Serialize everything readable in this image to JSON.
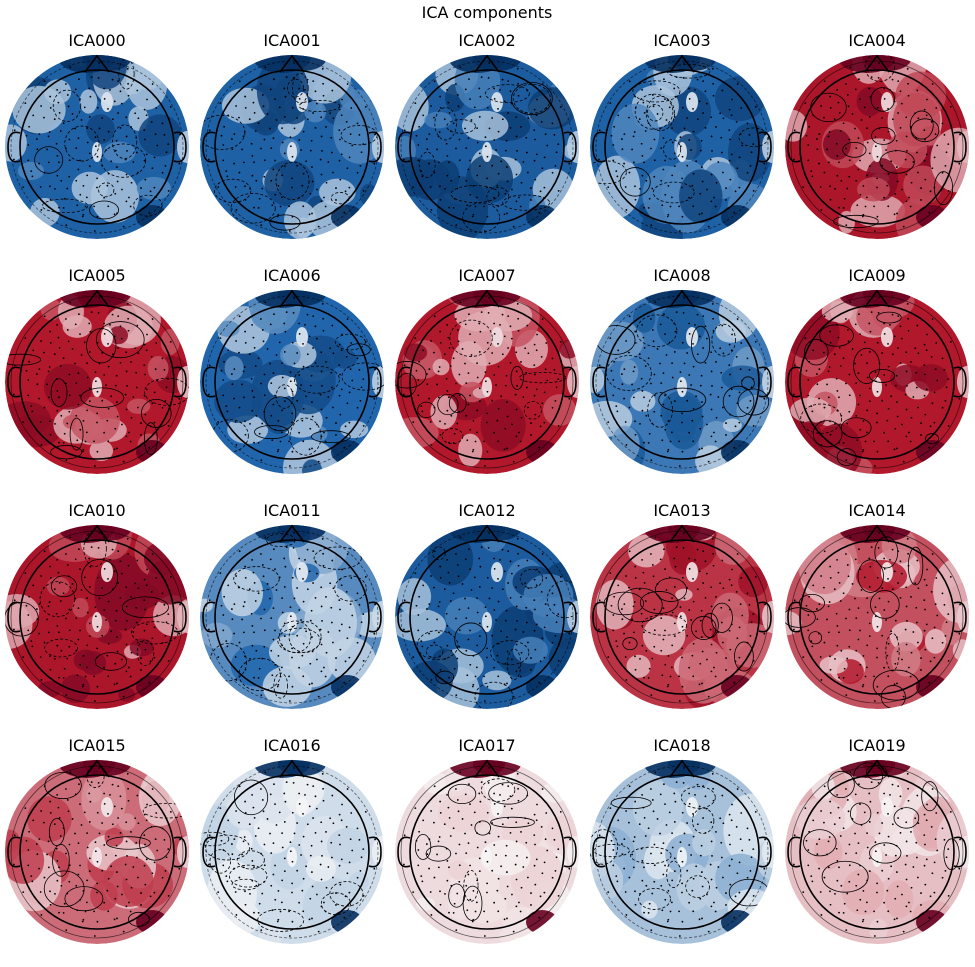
{
  "chart_data": {
    "type": "heatmap",
    "title": "ICA components",
    "colormap": "RdBu_r",
    "colors": {
      "red": "#b2182b",
      "white": "#f7f7f7",
      "blue": "#2166ac",
      "dark_red": "#67001f",
      "dark_blue": "#053061"
    },
    "grid": {
      "rows": 4,
      "cols": 5
    },
    "components": [
      {
        "label": "ICA000",
        "polarity": -0.85
      },
      {
        "label": "ICA001",
        "polarity": -0.85
      },
      {
        "label": "ICA002",
        "polarity": -0.9
      },
      {
        "label": "ICA003",
        "polarity": -0.85
      },
      {
        "label": "ICA004",
        "polarity": 0.85
      },
      {
        "label": "ICA005",
        "polarity": 0.8
      },
      {
        "label": "ICA006",
        "polarity": -0.8
      },
      {
        "label": "ICA007",
        "polarity": 0.8
      },
      {
        "label": "ICA008",
        "polarity": -0.7
      },
      {
        "label": "ICA009",
        "polarity": 0.8
      },
      {
        "label": "ICA010",
        "polarity": 0.85
      },
      {
        "label": "ICA011",
        "polarity": -0.6
      },
      {
        "label": "ICA012",
        "polarity": -0.9
      },
      {
        "label": "ICA013",
        "polarity": 0.7
      },
      {
        "label": "ICA014",
        "polarity": 0.6
      },
      {
        "label": "ICA015",
        "polarity": 0.5
      },
      {
        "label": "ICA016",
        "polarity": -0.15
      },
      {
        "label": "ICA017",
        "polarity": 0.1
      },
      {
        "label": "ICA018",
        "polarity": -0.3
      },
      {
        "label": "ICA019",
        "polarity": 0.2
      }
    ]
  }
}
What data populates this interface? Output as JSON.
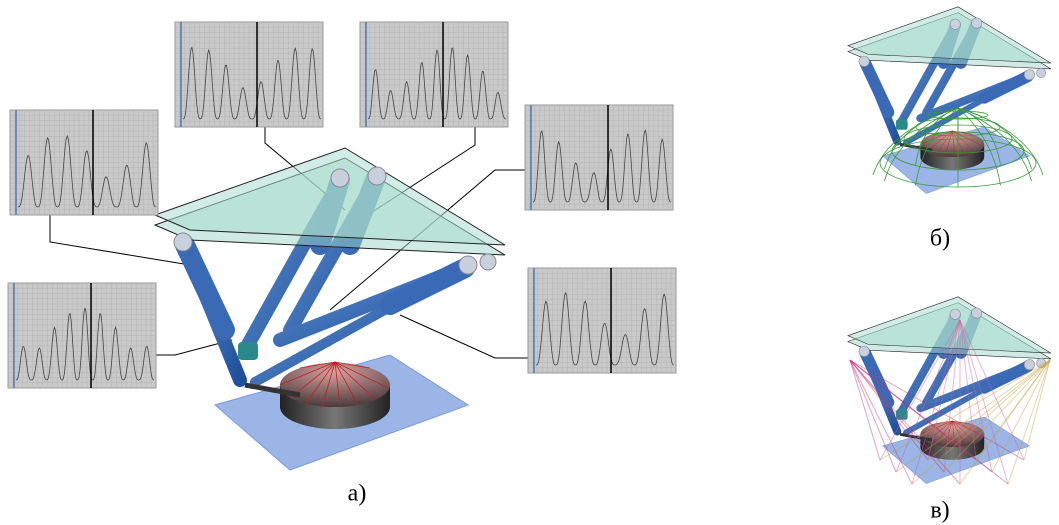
{
  "panels": [
    {
      "label": "а)"
    },
    {
      "label": "б)"
    },
    {
      "label": "в)"
    }
  ]
}
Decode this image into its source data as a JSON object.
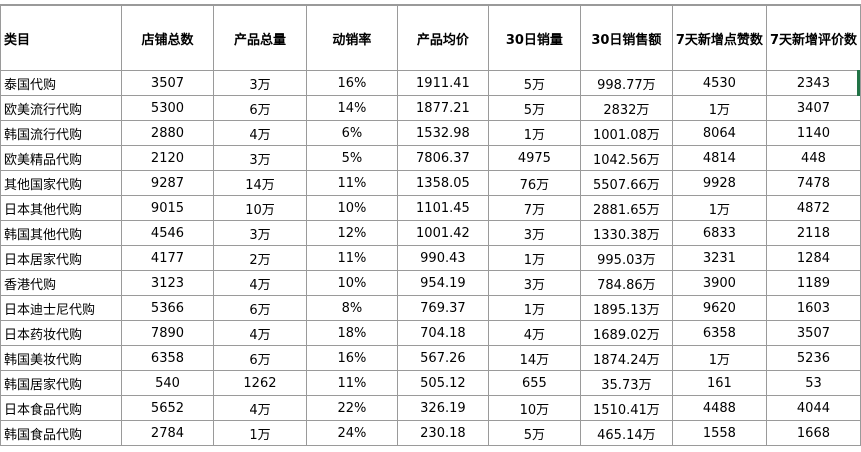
{
  "table": {
    "header": [
      "类目",
      "店铺总数",
      "产品总量",
      "动销率",
      "产品均价",
      "30日销量",
      "30日销售额",
      "7天新增点赞数",
      "7天新增评价数"
    ],
    "rows": [
      [
        "泰国代购",
        "3507",
        "3万",
        "16%",
        "1911.41",
        "5万",
        "998.77万",
        "4530",
        "2343"
      ],
      [
        "欧美流行代购",
        "5300",
        "6万",
        "14%",
        "1877.21",
        "5万",
        "2832万",
        "1万",
        "3407"
      ],
      [
        "韩国流行代购",
        "2880",
        "4万",
        "6%",
        "1532.98",
        "1万",
        "1001.08万",
        "8064",
        "1140"
      ],
      [
        "欧美精品代购",
        "2120",
        "3万",
        "5%",
        "7806.37",
        "4975",
        "1042.56万",
        "4814",
        "448"
      ],
      [
        "其他国家代购",
        "9287",
        "14万",
        "11%",
        "1358.05",
        "76万",
        "5507.66万",
        "9928",
        "7478"
      ],
      [
        "日本其他代购",
        "9015",
        "10万",
        "10%",
        "1101.45",
        "7万",
        "2881.65万",
        "1万",
        "4872"
      ],
      [
        "韩国其他代购",
        "4546",
        "3万",
        "12%",
        "1001.42",
        "3万",
        "1330.38万",
        "6833",
        "2118"
      ],
      [
        "日本居家代购",
        "4177",
        "2万",
        "11%",
        "990.43",
        "1万",
        "995.03万",
        "3231",
        "1284"
      ],
      [
        "香港代购",
        "3123",
        "4万",
        "10%",
        "954.19",
        "3万",
        "784.86万",
        "3900",
        "1189"
      ],
      [
        "日本迪士尼代购",
        "5366",
        "6万",
        "8%",
        "769.37",
        "1万",
        "1895.13万",
        "9620",
        "1603"
      ],
      [
        "日本药妆代购",
        "7890",
        "4万",
        "18%",
        "704.18",
        "4万",
        "1689.02万",
        "6358",
        "3507"
      ],
      [
        "韩国美妆代购",
        "6358",
        "6万",
        "16%",
        "567.26",
        "14万",
        "1874.24万",
        "1万",
        "5236"
      ],
      [
        "韩国居家代购",
        "540",
        "1262",
        "11%",
        "505.12",
        "655",
        "35.73万",
        "161",
        "53"
      ],
      [
        "日本食品代购",
        "5652",
        "4万",
        "22%",
        "326.19",
        "10万",
        "1510.41万",
        "4488",
        "4044"
      ],
      [
        "韩国食品代购",
        "2784",
        "1万",
        "24%",
        "230.18",
        "5万",
        "465.14万",
        "1558",
        "1668"
      ]
    ]
  }
}
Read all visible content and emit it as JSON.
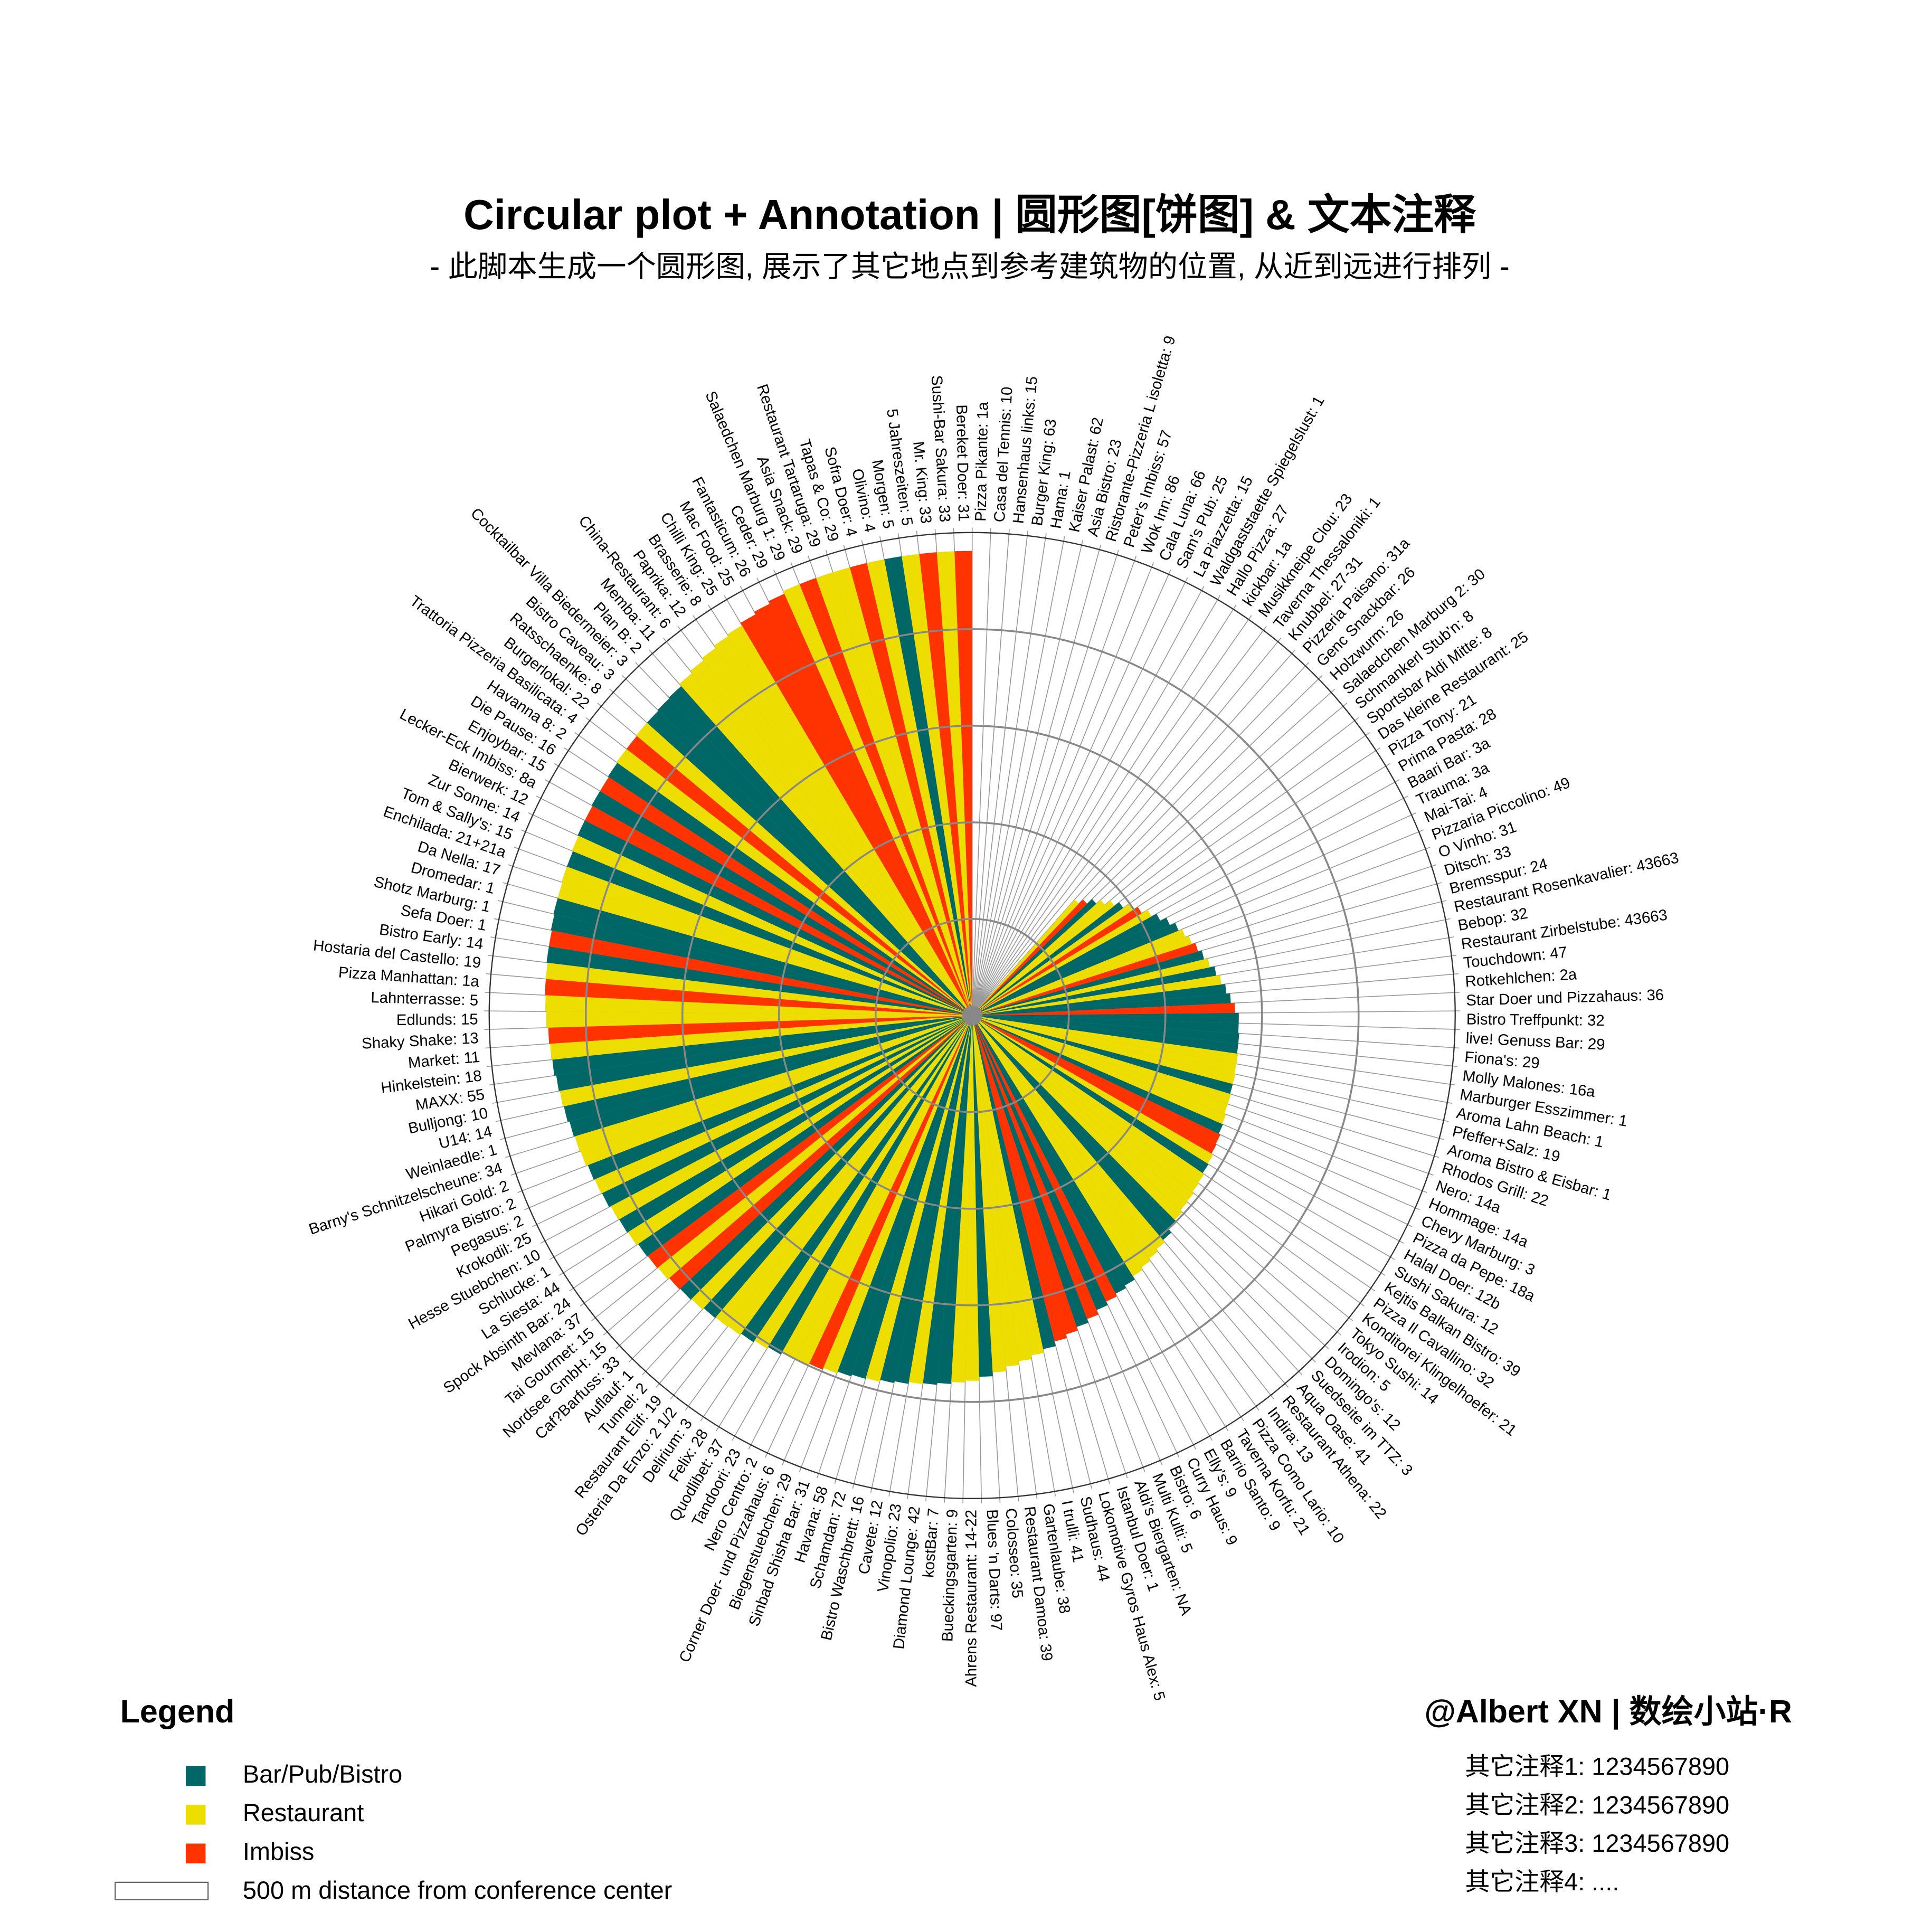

◆ ◆ ◆ ◆

Your copy should match the entries exactly, minus the pictures.

* RESPONSE TO THE TASK *
Serialize everything readable in this image to JSON.
{
  "chart_data": {
    "type": "heatmap",
    "title": "ICA components",
    "colormap": "RdBu_r",
    "colors": {
      "red": "#b2182b",
      "white": "#f7f7f7",
      "blue": "#2166ac",
      "dark_red": "#67001f",
      "dark_blue": "#053061"
    },
    "grid": {
      "rows": 4,
      "cols": 5
    },
    "components": [
      {
        "label": "ICA000",
        "polarity": -0.85
      },
      {
        "label": "ICA001",
        "polarity": -0.85
      },
      {
        "label": "ICA002",
        "polarity": -0.9
      },
      {
        "label": "ICA003",
        "polarity": -0.85
      },
      {
        "label": "ICA004",
        "polarity": 0.85
      },
      {
        "label": "ICA005",
        "polarity": 0.8
      },
      {
        "label": "ICA006",
        "polarity": -0.8
      },
      {
        "label": "ICA007",
        "polarity": 0.8
      },
      {
        "label": "ICA008",
        "polarity": -0.7
      },
      {
        "label": "ICA009",
        "polarity": 0.8
      },
      {
        "label": "ICA010",
        "polarity": 0.85
      },
      {
        "label": "ICA011",
        "polarity": -0.6
      },
      {
        "label": "ICA012",
        "polarity": -0.9
      },
      {
        "label": "ICA013",
        "polarity": 0.7
      },
      {
        "label": "ICA014",
        "polarity": 0.6
      },
      {
        "label": "ICA015",
        "polarity": 0.5
      },
      {
        "label": "ICA016",
        "polarity": -0.15
      },
      {
        "label": "ICA017",
        "polarity": 0.1
      },
      {
        "label": "ICA018",
        "polarity": -0.3
      },
      {
        "label": "ICA019",
        "polarity": 0.2
      }
    ]
  }
}
What data populates this interface? Output as JSON.
{
  "panels": [
    {
      "label": "а)"
    },
    {
      "label": "б)"
    },
    {
      "label": "в)"
    }
  ]
}
Decode this image into its source data as a JSON object.
{
  "table": {
    "header": [
      "类目",
      "店铺总数",
      "产品总量",
      "动销率",
      "产品均价",
      "30日销量",
      "30日销售额",
      "7天新增点赞数",
      "7天新增评价数"
    ],
    "rows": [
      [
        "泰国代购",
        "3507",
        "3万",
        "16%",
        "1911.41",
        "5万",
        "998.77万",
        "4530",
        "2343"
      ],
      [
        "欧美流行代购",
        "5300",
        "6万",
        "14%",
        "1877.21",
        "5万",
        "2832万",
        "1万",
        "3407"
      ],
      [
        "韩国流行代购",
        "2880",
        "4万",
        "6%",
        "1532.98",
        "1万",
        "1001.08万",
        "8064",
        "1140"
      ],
      [
        "欧美精品代购",
        "2120",
        "3万",
        "5%",
        "7806.37",
        "4975",
        "1042.56万",
        "4814",
        "448"
      ],
      [
        "其他国家代购",
        "9287",
        "14万",
        "11%",
        "1358.05",
        "76万",
        "5507.66万",
        "9928",
        "7478"
      ],
      [
        "日本其他代购",
        "9015",
        "10万",
        "10%",
        "1101.45",
        "7万",
        "2881.65万",
        "1万",
        "4872"
      ],
      [
        "韩国其他代购",
        "4546",
        "3万",
        "12%",
        "1001.42",
        "3万",
        "1330.38万",
        "6833",
        "2118"
      ],
      [
        "日本居家代购",
        "4177",
        "2万",
        "11%",
        "990.43",
        "1万",
        "995.03万",
        "3231",
        "1284"
      ],
      [
        "香港代购",
        "3123",
        "4万",
        "10%",
        "954.19",
        "3万",
        "784.86万",
        "3900",
        "1189"
      ],
      [
        "日本迪士尼代购",
        "5366",
        "6万",
        "8%",
        "769.37",
        "1万",
        "1895.13万",
        "9620",
        "1603"
      ],
      [
        "日本药妆代购",
        "7890",
        "4万",
        "18%",
        "704.18",
        "4万",
        "1689.02万",
        "6358",
        "3507"
      ],
      [
        "韩国美妆代购",
        "6358",
        "6万",
        "16%",
        "567.26",
        "14万",
        "1874.24万",
        "1万",
        "5236"
      ],
      [
        "韩国居家代购",
        "540",
        "1262",
        "11%",
        "505.12",
        "655",
        "35.73万",
        "161",
        "53"
      ],
      [
        "日本食品代购",
        "5652",
        "4万",
        "22%",
        "326.19",
        "10万",
        "1510.41万",
        "4488",
        "4044"
      ],
      [
        "韩国食品代购",
        "2784",
        "1万",
        "24%",
        "230.18",
        "5万",
        "465.14万",
        "1558",
        "1668"
      ]
    ]
  }
}
Read all visible content and emit it as JSON.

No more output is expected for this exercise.